[Element boundary records]
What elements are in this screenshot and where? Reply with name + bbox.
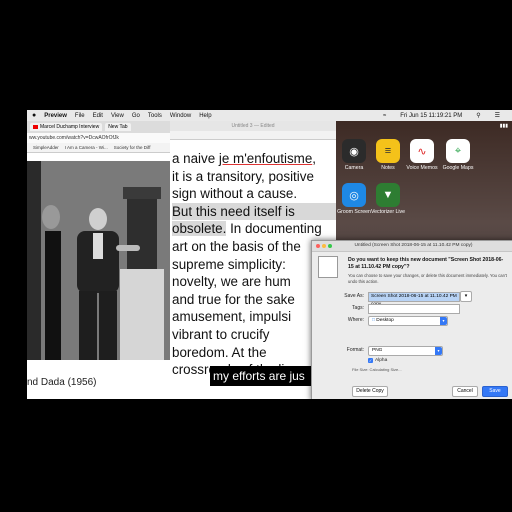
save-as-field[interactable]: Screen Shot 2018-06-15 at 11.10.42 PM co…: [368, 292, 460, 307]
search-icon[interactable]: ⚲: [476, 112, 480, 119]
video-player[interactable]: [27, 161, 177, 371]
text-line: a naive je m'enfoutisme,: [172, 151, 316, 166]
text-line: obsolete. In documenting: [172, 221, 322, 237]
where-select[interactable]: □ Desktop ▾: [368, 316, 448, 326]
menu-list-icon[interactable]: ☰: [495, 112, 500, 119]
chevron-down-icon: ▾: [435, 347, 442, 355]
where-label: Where:: [347, 317, 364, 323]
text-line: sign without a cause.: [172, 186, 298, 202]
document-icon: [318, 256, 338, 278]
google-maps-icon[interactable]: ⌖: [446, 139, 470, 163]
bookmark-item[interactable]: Society for the Diff: [114, 145, 151, 150]
wifi-icon[interactable]: ≈: [383, 113, 386, 119]
save-as-label: Save As:: [344, 293, 364, 299]
format-label: Format:: [346, 347, 364, 353]
file-size: File Size: Calculating Size...: [352, 367, 402, 372]
bookmark-item[interactable]: I Am a Camera - Wi...: [65, 145, 108, 150]
save-button[interactable]: Save: [482, 386, 508, 397]
status-area: ≈ Fri Jun 15 11:19:21 PM ⚲ ☰: [383, 110, 508, 121]
alpha-label: Alpha: [375, 358, 388, 363]
expand-button[interactable]: ▾: [460, 291, 472, 302]
close-icon[interactable]: [316, 244, 320, 248]
dialog-question: Do you want to keep this new document "S…: [348, 257, 504, 270]
menu-help[interactable]: Help: [199, 113, 211, 119]
screen: ● Preview File Edit View Go Tools Window…: [27, 110, 512, 399]
vectorizer-live-icon[interactable]: ▼: [376, 183, 400, 207]
minimize-icon[interactable]: [322, 244, 326, 248]
menu-view[interactable]: View: [111, 113, 124, 119]
tab-youtube[interactable]: Marcel Duchamp Interview: [30, 123, 103, 131]
folder-icon: □: [372, 318, 375, 323]
menu-file[interactable]: File: [75, 113, 85, 119]
text-line: it is a transitory, positive: [172, 168, 314, 184]
address-bar[interactable]: ww.youtube.com/watch?v=DcwAOfrOfJk: [27, 133, 177, 143]
tab-new[interactable]: New Tab: [105, 123, 131, 131]
menu-bar: ● Preview File Edit View Go Tools Window…: [27, 110, 512, 121]
notes-icon[interactable]: ≡: [376, 139, 400, 163]
window-controls: [316, 244, 332, 248]
video-caption: nd Dada (1956): [27, 377, 97, 388]
format-select[interactable]: PNG ▾: [368, 346, 443, 356]
menu-edit[interactable]: Edit: [93, 113, 103, 119]
battery-icon: ▮▮▮: [499, 122, 508, 129]
zoom-icon[interactable]: [328, 244, 332, 248]
tags-field[interactable]: [368, 304, 460, 314]
app-label-google-maps: Google Maps: [442, 165, 474, 171]
delete-copy-button[interactable]: Delete Copy: [352, 386, 388, 397]
chevron-down-icon: ▾: [440, 317, 447, 325]
menu-window[interactable]: Window: [170, 113, 191, 119]
menu-go[interactable]: Go: [132, 113, 140, 119]
youtube-icon: [33, 124, 38, 129]
dialog-title: Untitled (Screen Shot 2018-06-15 at 11.1…: [312, 241, 512, 252]
video-frame: [27, 161, 177, 371]
clock[interactable]: Fri Jun 15 11:19:21 PM: [400, 113, 462, 119]
tab-bar: Marcel Duchamp Interview New Tab: [27, 121, 177, 133]
tags-label: Tags:: [352, 305, 364, 311]
menu-tools[interactable]: Tools: [148, 113, 162, 119]
bookmarks-bar: SimpleAdder I Am a Camera - Wi... Societ…: [27, 143, 177, 153]
app-menu-preview[interactable]: Preview: [44, 113, 67, 119]
phone-status-bar: ▮▮▮: [336, 121, 512, 130]
save-dialog: Untitled (Screen Shot 2018-06-15 at 11.1…: [311, 240, 512, 399]
bookmark-item[interactable]: SimpleAdder: [33, 145, 59, 150]
apple-menu-icon[interactable]: ●: [32, 112, 36, 119]
dialog-message: You can choose to save your changes, or …: [348, 273, 507, 284]
app-label-vectorizer-live: Vectorizer Live: [370, 209, 406, 215]
text-line: But this need itself is: [172, 202, 338, 221]
camera-icon[interactable]: ◉: [342, 139, 366, 163]
cancel-button[interactable]: Cancel: [452, 386, 478, 397]
app-label-voice-memos: Voice Memos: [406, 165, 438, 171]
groom-screen-icon[interactable]: ◎: [342, 183, 366, 207]
editor-ruler: [170, 131, 336, 140]
editor-title: Untitled 3 — Edited: [170, 121, 336, 131]
voice-memos-icon[interactable]: ∿: [410, 139, 434, 163]
alpha-checkbox[interactable]: ✓: [368, 358, 373, 363]
browser-window: Marcel Duchamp Interview New Tab ww.yout…: [27, 121, 177, 399]
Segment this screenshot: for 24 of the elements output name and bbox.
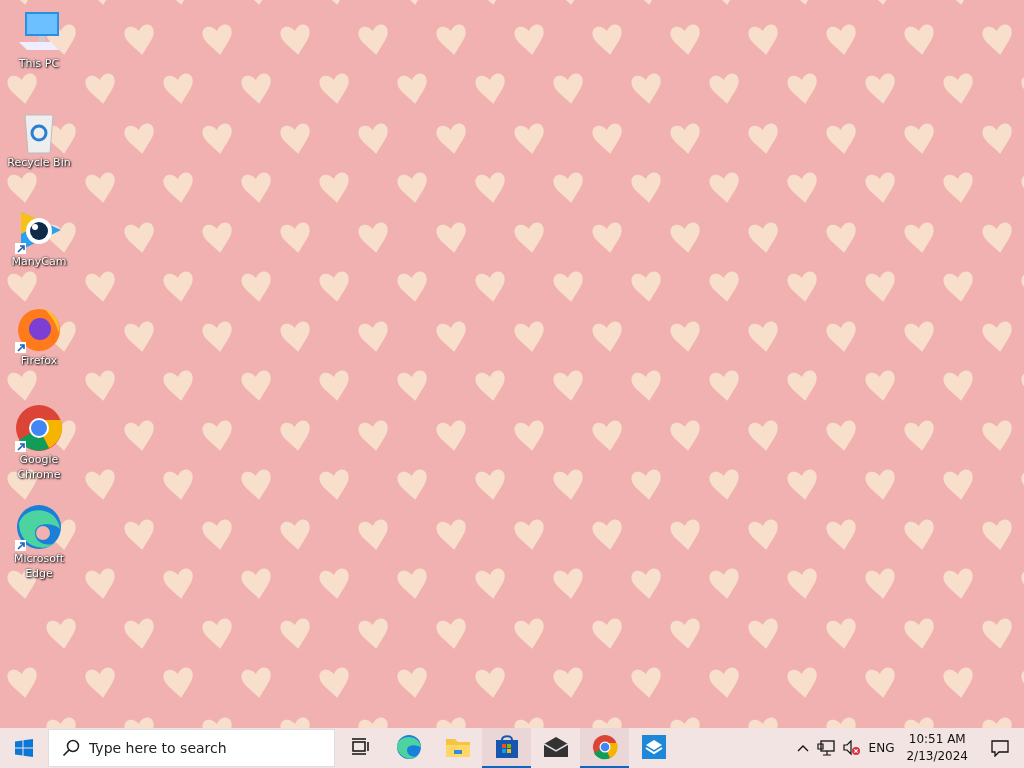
taskbar-app-button[interactable] [482, 728, 531, 768]
edge-icon [395, 734, 422, 760]
notification-icon [991, 739, 1009, 757]
chrome-icon [591, 734, 618, 760]
network-monitor-icon [816, 740, 835, 756]
box-app-icon [640, 734, 667, 760]
icon-label: Firefox [20, 353, 58, 368]
clock-button[interactable]: 10:51 AM 2/13/2024 [898, 728, 976, 768]
store-bag-icon [493, 734, 520, 760]
icon-label: Google Chrome [16, 452, 62, 482]
edge-icon [15, 503, 63, 551]
language-button[interactable]: ENG [864, 728, 899, 768]
icon-label: ManyCam [11, 254, 67, 269]
search-icon [62, 739, 80, 757]
icon-label: Recycle Bin [7, 155, 71, 170]
chrome-icon [15, 404, 63, 452]
icon-label: This PC [18, 56, 60, 71]
task-view-icon [349, 738, 370, 756]
windows-logo-icon [15, 739, 33, 757]
icon-label: Microsoft Edge [12, 551, 66, 581]
chevron-up-icon [796, 744, 809, 752]
envelope-icon [542, 736, 569, 758]
speaker-muted-icon [842, 740, 861, 756]
search-field[interactable]: Type here to search [48, 729, 335, 767]
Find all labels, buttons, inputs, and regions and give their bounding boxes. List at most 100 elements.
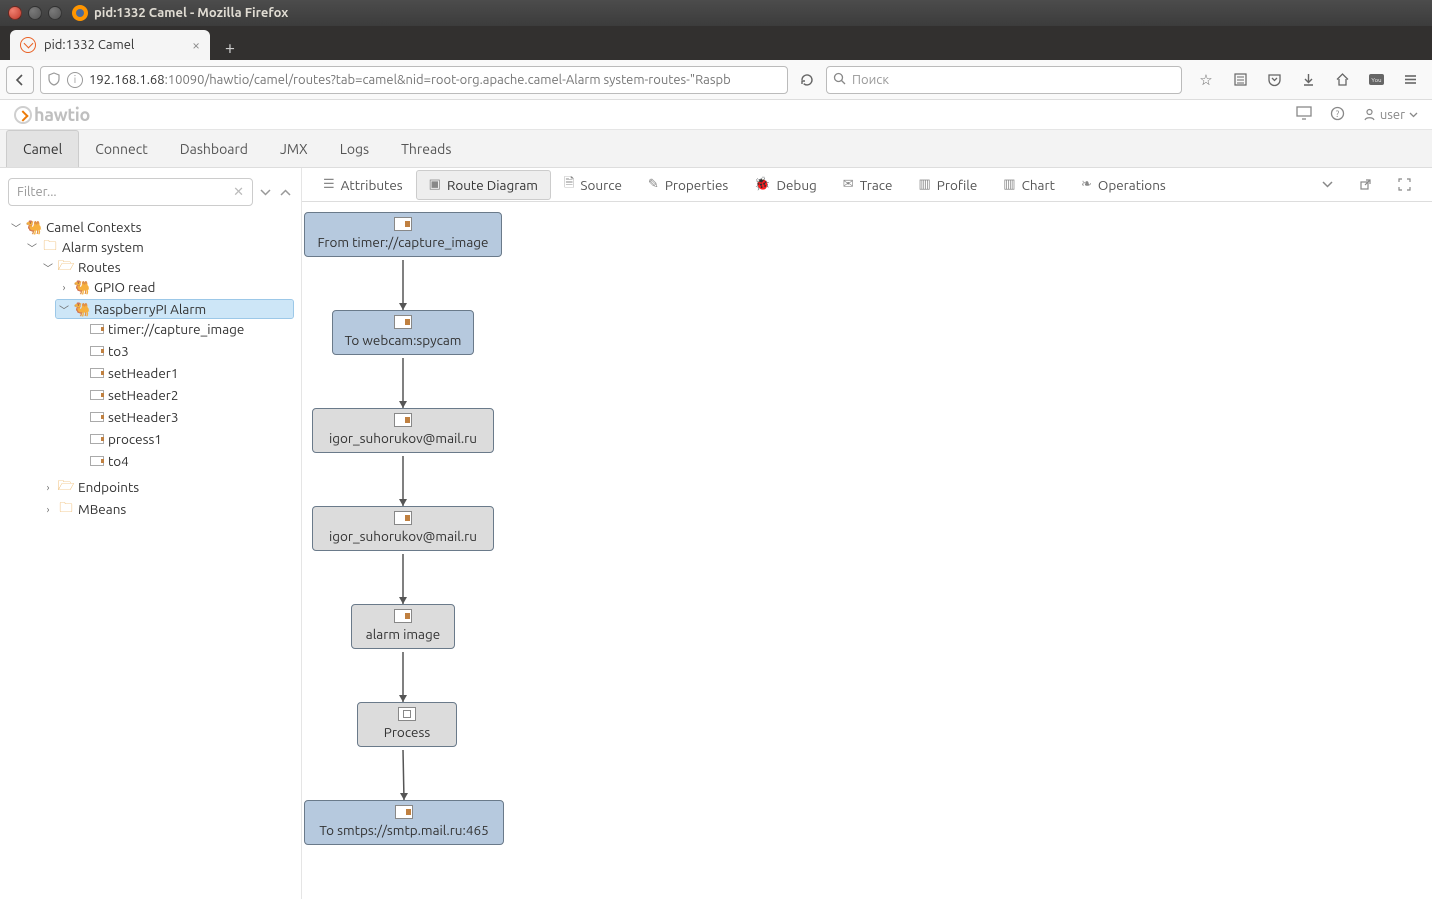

__Direction__
Return every one of the lines above unchanged and in the same order, leaving out the pictures.

__Response below__
What elements are in this screenshot and where? Reply with name + bbox.
save-as-field[interactable]: Screen Shot 2018-06-15 at 11.10.42 PM co…: [368, 292, 460, 307]
search-icon[interactable]: ⚲: [476, 112, 480, 119]
video-player[interactable]: [27, 161, 177, 371]
text-line: a naive je m'enfoutisme,: [172, 151, 316, 166]
text-line: obsolete. In documenting: [172, 221, 322, 237]
where-select[interactable]: □ Desktop ▾: [368, 316, 448, 326]
menu-list-icon[interactable]: ☰: [495, 112, 500, 119]
chevron-down-icon: ▾: [435, 347, 442, 355]
where-label: Where:: [347, 317, 364, 323]
text-line: sign without a cause.: [172, 186, 298, 202]
document-icon: [318, 256, 338, 278]
google-maps-icon[interactable]: ⌖: [446, 139, 470, 163]
bookmark-item[interactable]: Society for the Diff: [114, 145, 151, 150]
wifi-icon[interactable]: ≈: [383, 113, 386, 119]
save-as-label: Save As:: [344, 293, 364, 299]
format-label: Format:: [346, 347, 364, 353]
file-size: File Size: Calculating Size...: [352, 367, 402, 372]
bookmark-item[interactable]: I Am a Camera - Wi...: [65, 145, 108, 150]
save-button[interactable]: Save: [482, 386, 508, 397]
status-area: ≈ Fri Jun 15 11:19:21 PM ⚲ ☰: [383, 110, 508, 121]
alpha-label: Alpha: [375, 358, 388, 363]
expand-button[interactable]: ▾: [460, 291, 472, 302]
close-icon[interactable]: [316, 244, 320, 248]
dialog-question: Do you want to keep this new document "S…: [348, 257, 504, 270]
menu-help[interactable]: Help: [199, 113, 211, 119]
screen: ● Preview File Edit View Go Tools Window…: [27, 110, 512, 399]
vectorizer-live-icon[interactable]: ▼: [376, 183, 400, 207]
minimize-icon[interactable]: [322, 244, 326, 248]
menu-view[interactable]: View: [111, 113, 124, 119]
tab-youtube[interactable]: Marcel Duchamp Interview: [30, 123, 103, 131]
folder-icon: □: [372, 318, 375, 323]
menu-file[interactable]: File: [75, 113, 85, 119]
text-line: it is a transitory, positive: [172, 168, 314, 184]
address-bar[interactable]: ww.youtube.com/watch?v=DcwAOfrOfJk: [27, 133, 177, 143]
tab-new[interactable]: New Tab: [105, 123, 131, 131]
menu-bar: ● Preview File Edit View Go Tools Window…: [27, 110, 512, 121]
notes-icon[interactable]: ≡: [376, 139, 400, 163]
window-controls: [316, 244, 332, 248]
video-caption: nd Dada (1956): [27, 377, 97, 388]
format-select[interactable]: PNG ▾: [368, 346, 443, 356]
menu-edit[interactable]: Edit: [93, 113, 103, 119]
battery-icon: ▮▮▮: [499, 122, 508, 129]
zoom-icon[interactable]: [328, 244, 332, 248]
tags-field[interactable]: [368, 304, 460, 314]
app-label-google-maps: Google Maps: [442, 165, 474, 171]
delete-copy-button[interactable]: Delete Copy: [352, 386, 388, 397]
chevron-down-icon: ▾: [440, 317, 447, 325]
menu-window[interactable]: Window: [170, 113, 191, 119]
menu-go[interactable]: Go: [132, 113, 140, 119]
youtube-icon: [33, 124, 38, 129]
dialog-title: Untitled (Screen Shot 2018-06-15 at 11.1…: [312, 241, 512, 252]
video-frame: [27, 161, 177, 371]
clock[interactable]: Fri Jun 15 11:19:21 PM: [400, 113, 462, 119]
tab-bar: Marcel Duchamp Interview New Tab: [27, 121, 177, 133]
tags-label: Tags:: [352, 305, 364, 311]
menu-tools[interactable]: Tools: [148, 113, 162, 119]
bookmarks-bar: SimpleAdder I Am a Camera - Wi... Societ…: [27, 143, 177, 153]
app-menu-preview[interactable]: Preview: [44, 113, 67, 119]
phone-status-bar: ▮▮▮: [336, 121, 512, 130]
save-dialog: Untitled (Screen Shot 2018-06-15 at 11.1…: [311, 240, 512, 399]
bookmark-item[interactable]: SimpleAdder: [33, 145, 59, 150]
apple-menu-icon[interactable]: ●: [32, 112, 36, 119]
dialog-message: You can choose to save your changes, or …: [348, 273, 507, 284]
app-label-vectorizer-live: Vectorizer Live: [370, 209, 406, 215]
text-line: But this need itself is: [172, 202, 338, 221]
camera-icon[interactable]: ◉: [342, 139, 366, 163]
cancel-button[interactable]: Cancel: [452, 386, 478, 397]
app-label-voice-memos: Voice Memos: [406, 165, 438, 171]
groom-screen-icon[interactable]: ◎: [342, 183, 366, 207]
editor-ruler: [170, 131, 336, 140]
editor-title: Untitled 3 — Edited: [170, 121, 336, 131]
voice-memos-icon[interactable]: ∿: [410, 139, 434, 163]
alpha-checkbox[interactable]: ✓: [368, 358, 373, 363]
browser-window: Marcel Duchamp Interview New Tab ww.yout…: [27, 121, 177, 399]
Segment this screenshot: for 24 of the elements output name and bbox.
taskbar-app-button[interactable] [482, 728, 531, 768]
edge-icon [395, 734, 422, 760]
notification-icon [991, 739, 1009, 757]
chrome-icon [591, 734, 618, 760]
network-monitor-icon [816, 740, 835, 756]
box-app-icon [640, 734, 667, 760]
icon-label: Firefox [20, 353, 58, 368]
clock-button[interactable]: 10:51 AM 2/13/2024 [898, 728, 976, 768]
store-bag-icon [493, 734, 520, 760]
icon-label: Google Chrome [16, 452, 62, 482]
edge-icon [15, 503, 63, 551]
language-button[interactable]: ENG [864, 728, 899, 768]
icon-label: ManyCam [11, 254, 67, 269]
search-icon [62, 739, 80, 757]
icon-label: Recycle Bin [7, 155, 71, 170]
chrome-icon [15, 404, 63, 452]
icon-label: This PC [18, 56, 60, 71]
task-view-icon [349, 738, 370, 756]
windows-logo-icon [15, 739, 33, 757]
icon-label: Microsoft Edge [12, 551, 66, 581]
chevron-up-icon [796, 744, 809, 752]
envelope-icon [542, 736, 569, 758]
speaker-muted-icon [842, 740, 861, 756]
search-field[interactable]: Type here to search [48, 729, 335, 767]
Find all labels, buttons, inputs, and regions and give their bounding boxes. List at most 100 elements.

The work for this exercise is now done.